**Provided material**
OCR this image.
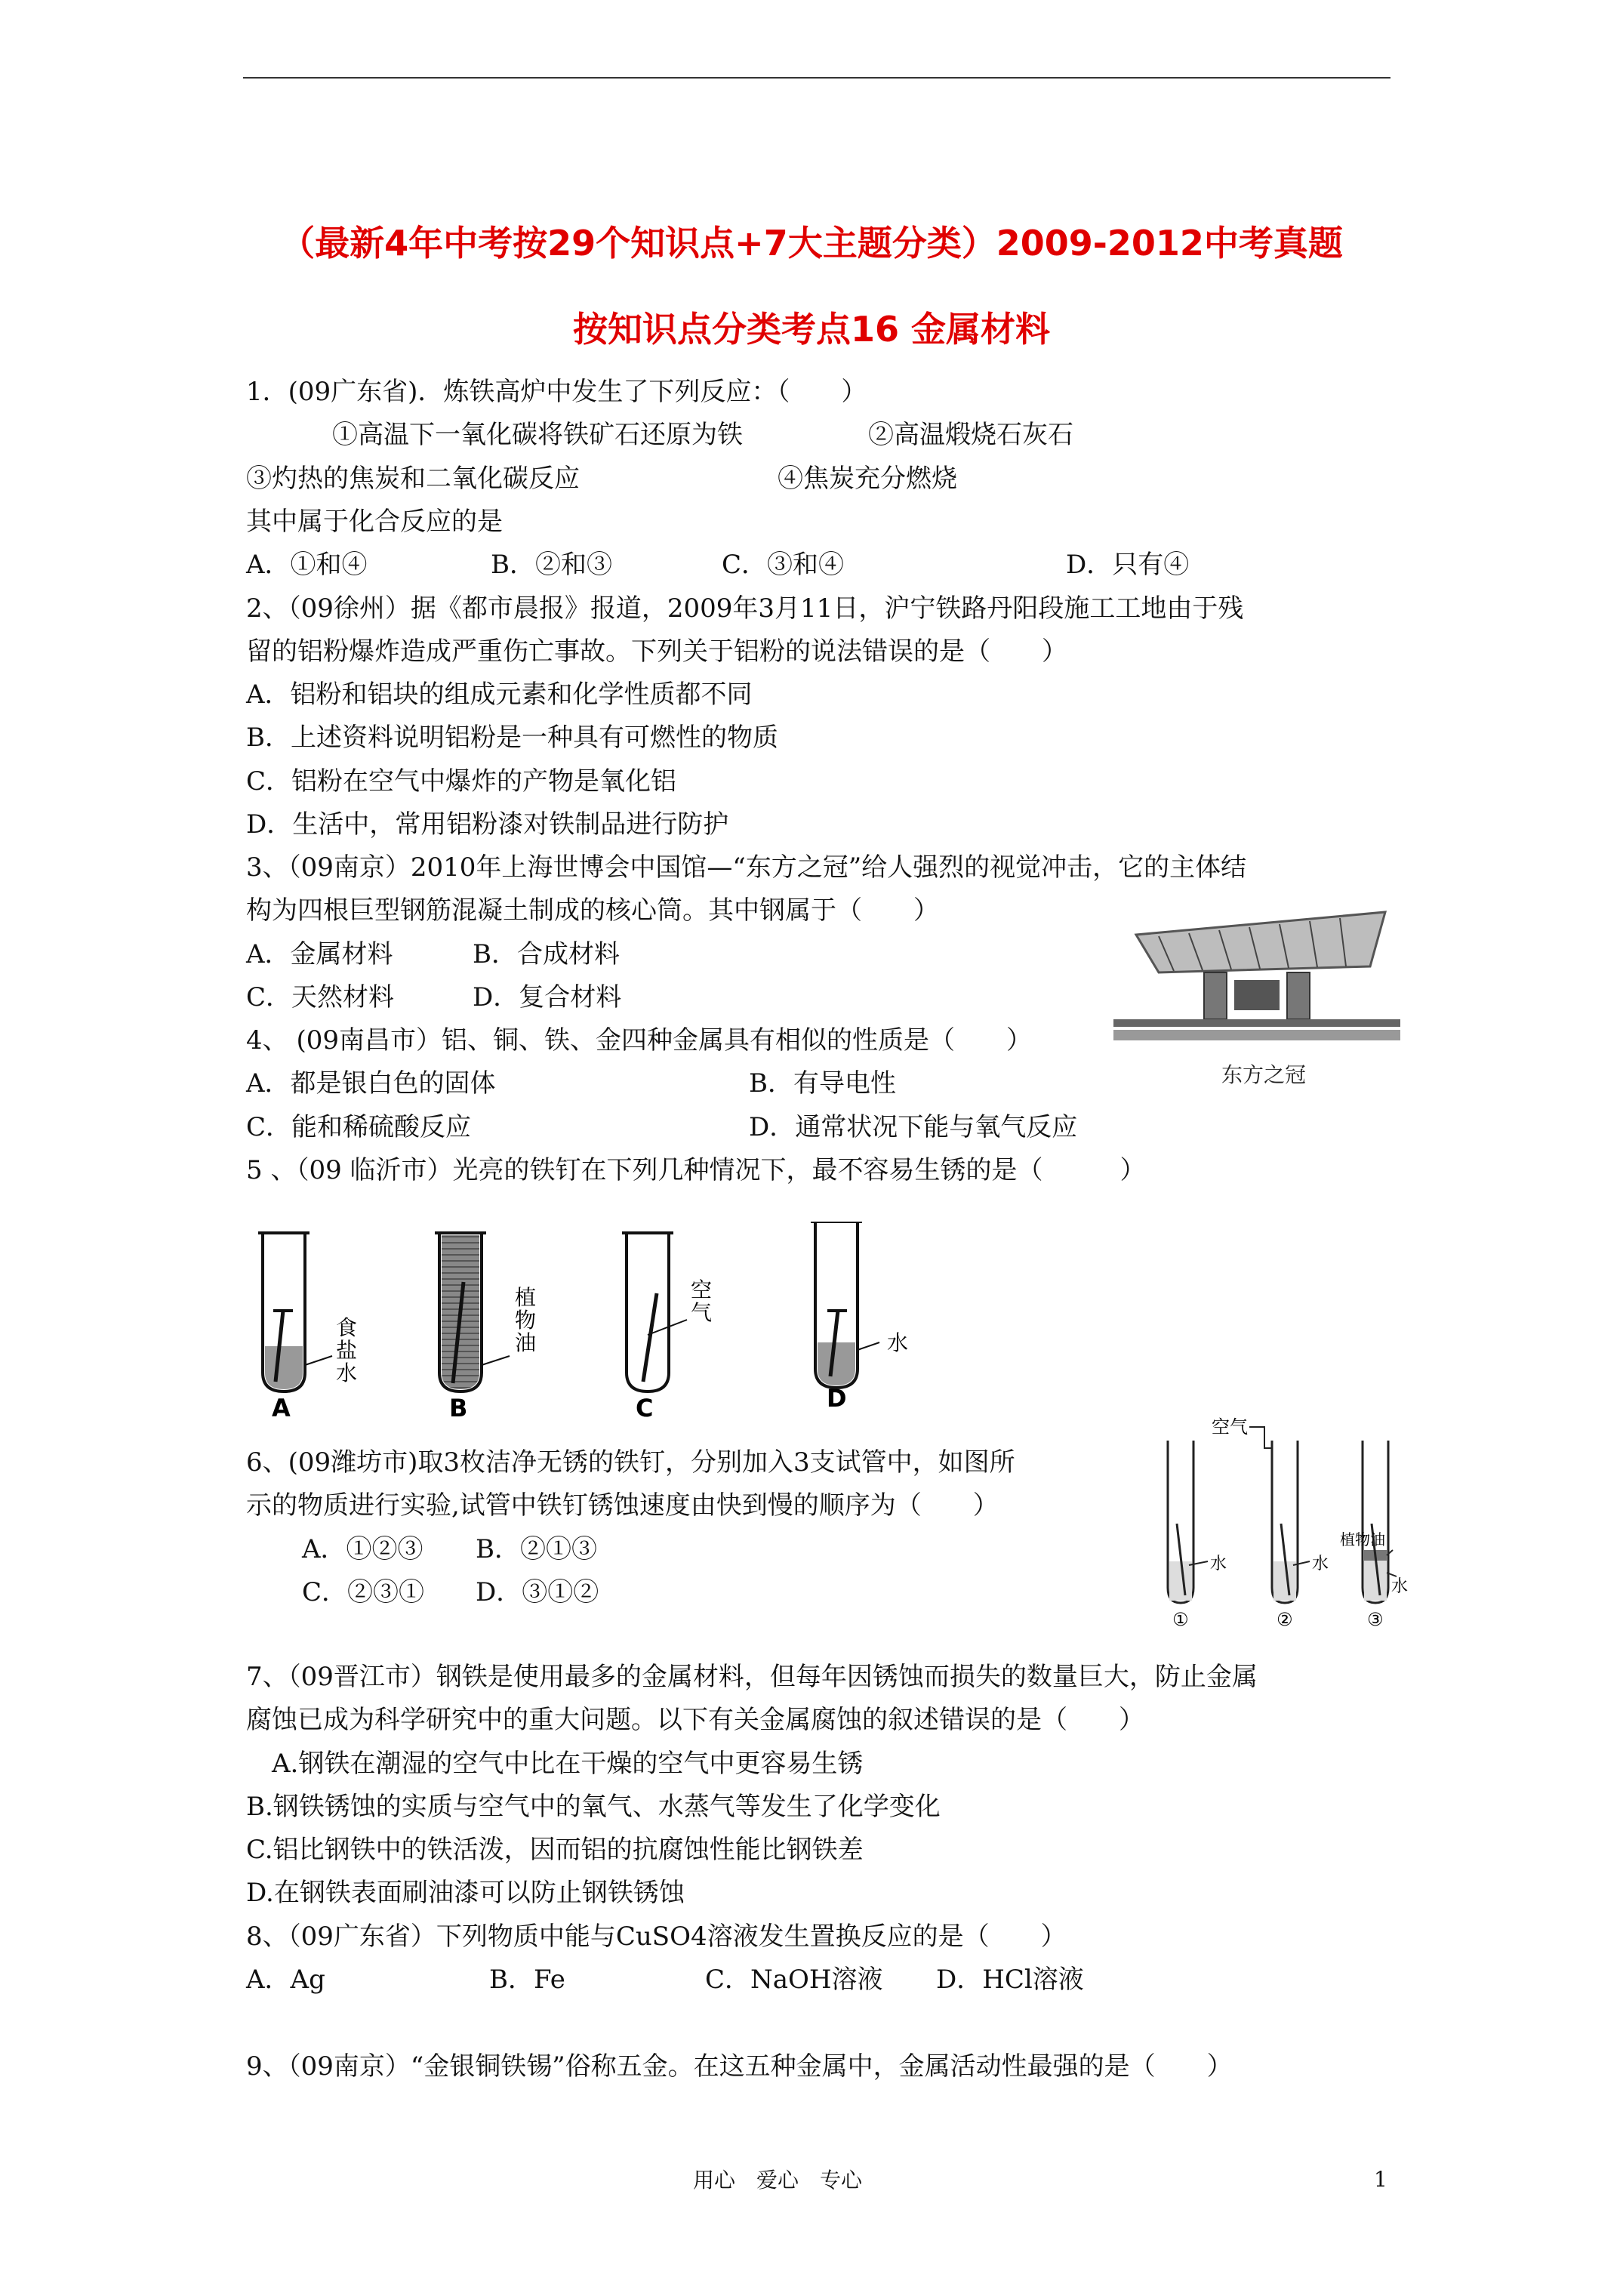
（最新4年中考按29个知识点+7大主题分类）2009-2012中考真题
按知识点分类考点16 金属材料
1．(09广东省)．炼铁高炉中发生了下列反应：（　　）
①高温下一氧化碳将铁矿石还原为铁	②高温煅烧石灰石
③灼热的焦炭和二氧化碳反应	④焦炭充分燃烧
其中属于化合反应的是
A．①和④	B．②和③	C．③和④	D．只有④
2、（09徐州）据《都市晨报》报道，2009年3月11日，沪宁铁路丹阳段施工工地由于残
留的铝粉爆炸造成严重伤亡事故。下列关于铝粉的说法错误的是（　　）
A．铝粉和铝块的组成元素和化学性质都不同
B．上述资料说明铝粉是一种具有可燃性的物质
C．铝粉在空气中爆炸的产物是氧化铝
D．生活中，常用铝粉漆对铁制品进行防护
3、（09南京）2010年上海世博会中国馆—“东方之冠”给人强烈的视觉冲击，它的主体结
构为四根巨型钢筋混凝土制成的核心筒。其中钢属于（　　）
A．金属材料	B．合成材料
C．天然材料	D．复合材料
东方之冠
4、 (09南昌市）铝、铜、铁、金四种金属具有相似的性质是（　　）
A．都是银白色的固体	B．有导电性
C．能和稀硫酸反应	D．通常状况下能与氧气反应
5 、（09 临沂市）光亮的铁钉在下列几种情况下，最不容易生锈的是（　　　）
食
盐
水
A
植
物
油
B
空
气
C
水
D
6、(09潍坊市)取3枚洁净无锈的铁钉，分别加入3支试管中，如图所
示的物质进行实验,试管中铁钉锈蚀速度由快到慢的顺序为（　　）
A．①②③ B．②①③
C．②③① D．③①②
空气
水
①
水
②
植物油
水
③
7、（09晋江市）钢铁是使用最多的金属材料，但每年因锈蚀而损失的数量巨大，防止金属
腐蚀已成为科学研究中的重大问题。以下有关金属腐蚀的叙述错误的是（　　）
A.钢铁在潮湿的空气中比在干燥的空气中更容易生锈
B.钢铁锈蚀的实质与空气中的氧气、水蒸气等发生了化学变化
C.铝比钢铁中的铁活泼，因而铝的抗腐蚀性能比钢铁差
D.在钢铁表面刷油漆可以防止钢铁锈蚀
8、（09广东省）下列物质中能与CuSO4溶液发生置换反应的是（　　）
A．Ag	B．Fe	C．NaOH溶液 D．HCl溶液
9、（09南京）“金银铜铁锡”俗称五金。在这五种金属中，金属活动性最强的是（　　）
用心　爱心　专心	1
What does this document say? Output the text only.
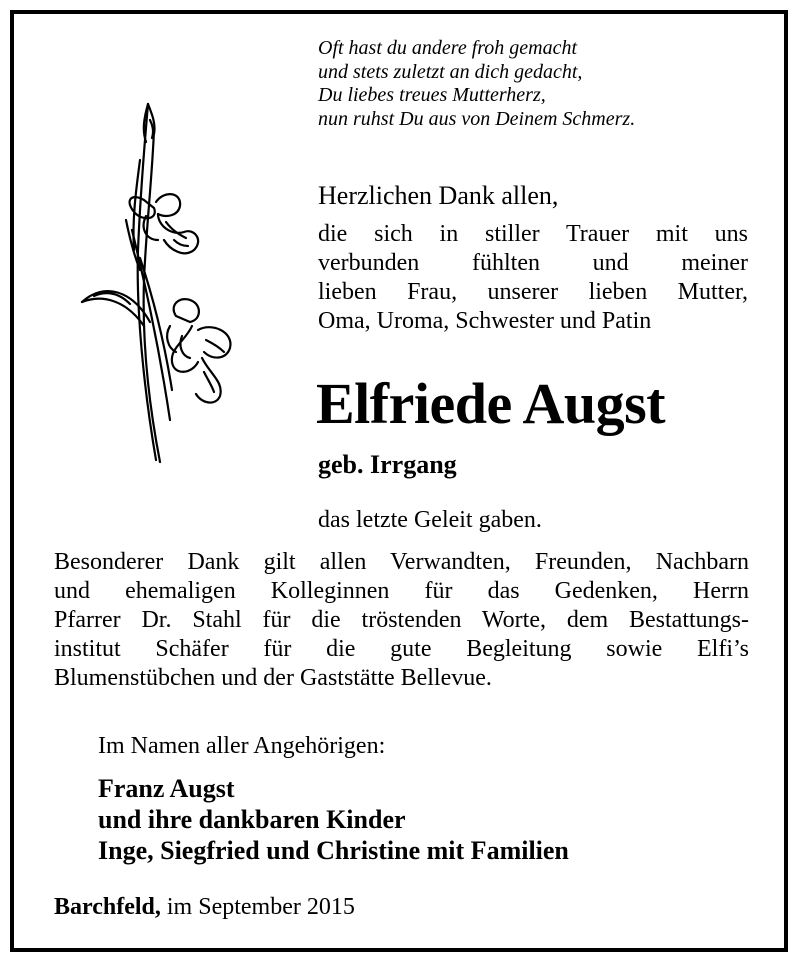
Oft hast du andere froh gemacht
und stets zuletzt an dich gedacht,
Du liebes treues Mutterherz,
nun ruhst Du aus von Deinem Schmerz.
Herzlichen Dank allen,
die sich in stiller Trauer mit uns
verbunden fühlten und meiner
lieben Frau, unserer lieben Mutter,
Oma, Uroma, Schwester und Patin
Elfriede Augst
geb. Irrgang
das letzte Geleit gaben.
Besonderer Dank gilt allen Verwandten, Freunden, Nachbarn
und ehemaligen Kolleginnen für das Gedenken, Herrn
Pfarrer Dr. Stahl für die tröstenden Worte, dem Bestattungs-
institut Schäfer für die gute Begleitung sowie Elfi’s
Blumenstübchen und der Gaststätte Bellevue.
Im Namen aller Angehörigen:
Franz Augst
und ihre dankbaren Kinder
Inge, Siegfried und Christine mit Familien
Barchfeld, im September 2015
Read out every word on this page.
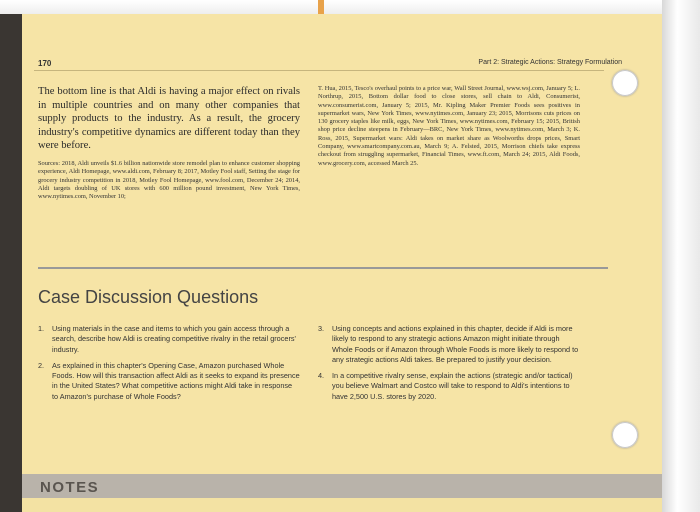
170	Part 2: Strategic Actions: Strategy Formulation
The bottom line is that Aldi is having a major effect on rivals in multiple countries and on many other companies that supply products to the industry. As a result, the grocery industry's competitive dynamics are different today than they were before.
Sources: 2018, Aldi unveils $1.6 billion nationwide store remodel plan to enhance customer shopping experience, Aldi Homepage, www.aldi.com, February 8; 2017, Motley Fool staff, Setting the stage for grocery industry competition in 2018, Motley Fool Homepage, www.fool.com, December 24; 2014, Aldi targets doubling of UK stores with 600 million pound investment, New York Times, www.nytimes.com, November 10;
T. Hua, 2015, Tesco's overhaul points to a price war, Wall Street Journal, www.wsj.com, January 5; L. Northrup, 2015, Bottom dollar food to close stores, sell chain to Aldi, Consumerist, www.consumerist.com, January 5; 2015, Mr. Kipling Maker Premier Foods sees positives in supermarket wars, New York Times, www.nytimes.com, January 23; 2015, Morrisons cuts prices on 130 grocery staples like milk, eggs, New York Times, www.nytimes.com, February 15; 2015, British shop price decline steepens in February—BRC, New York Times, www.nytimes.com, March 3; K. Ross, 2015, Supermarket wars: Aldi takes on market share as Woolworths drops prices, Smart Company, www.smartcompany.com.au, March 9; A. Felsted, 2015, Morrison chiefs take express checkout from struggling supermarket, Financial Times, www.ft.com, March 24; 2015, Aldi Foods, www.grocery.com, accessed March 25.
Case Discussion Questions
1.	Using materials in the case and items to which you gain access through a search, describe how Aldi is creating competitive rivalry in the retail grocers' industry.
2.	As explained in this chapter's Opening Case, Amazon purchased Whole Foods. How will this transaction affect Aldi as it seeks to expand its presence in the United States? What competitive actions might Aldi take in response to Amazon's purchase of Whole Foods?
3.	Using concepts and actions explained in this chapter, decide if Aldi is more likely to respond to any strategic actions Amazon might initiate through Whole Foods or if Amazon through Whole Foods is more likely to respond to any strategic actions Aldi takes. Be prepared to justify your decision.
4.	In a competitive rivalry sense, explain the actions (strategic and/or tactical) you believe Walmart and Costco will take to respond to Aldi's intentions to have 2,500 U.S. stores by 2020.
NOTES
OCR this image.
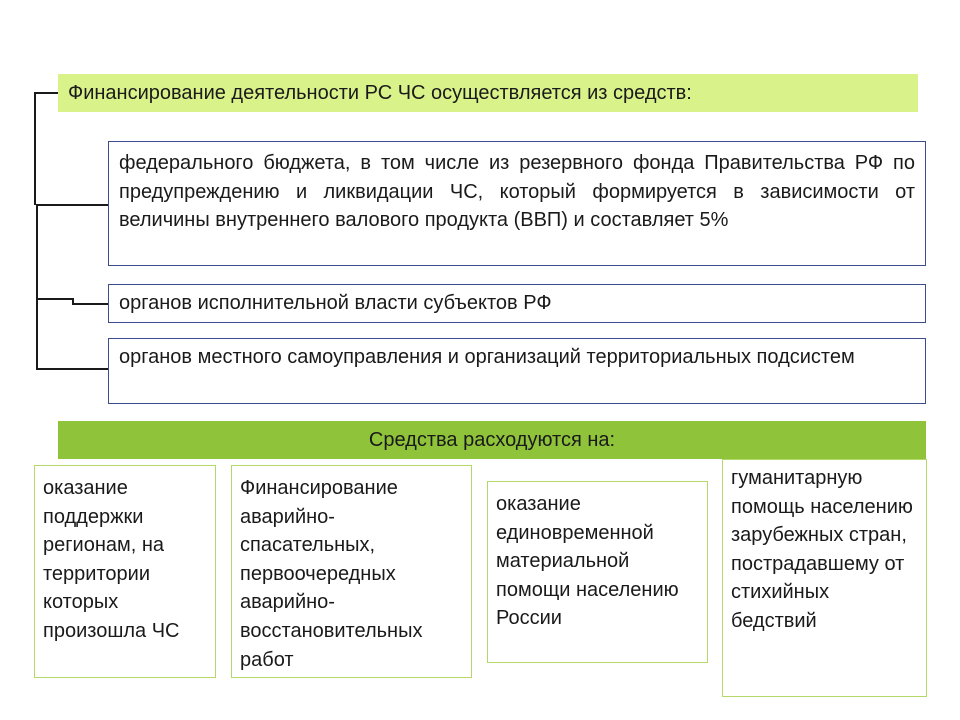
Финансирование деятельности РС ЧС осуществляется из средств:
федерального бюджета, в том числе из резервного фонда Правительства РФ по предупреждению и ликвидации ЧС, который формируется в зависимости от величины внутреннего валового продукта (ВВП) и составляет 5%
органов исполнительной власти субъектов РФ
органов местного самоуправления и организаций территориальных подсистем
Средства расходуются на:
оказание поддержки регионам, на территории которых произошла ЧС
Финансирование аварийно-спасательных, первоочередных аварийно-восстановительных работ
оказание единовременной материальной помощи населению России
гуманитарную помощь населению зарубежных стран, пострадавшему от стихийных бедствий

**Goal**
Copy each line of the data above that holds "What".

**Answer to the task**
What does this document say? Output the text only.
2.	As explained in this chapter's Opening Case, Amazon purchased Whole Foods. How will this transaction affect Aldi as it seeks to expand its presence in the United States? What competitive actions might Aldi take in response to Amazon's purchase of Whole Foods?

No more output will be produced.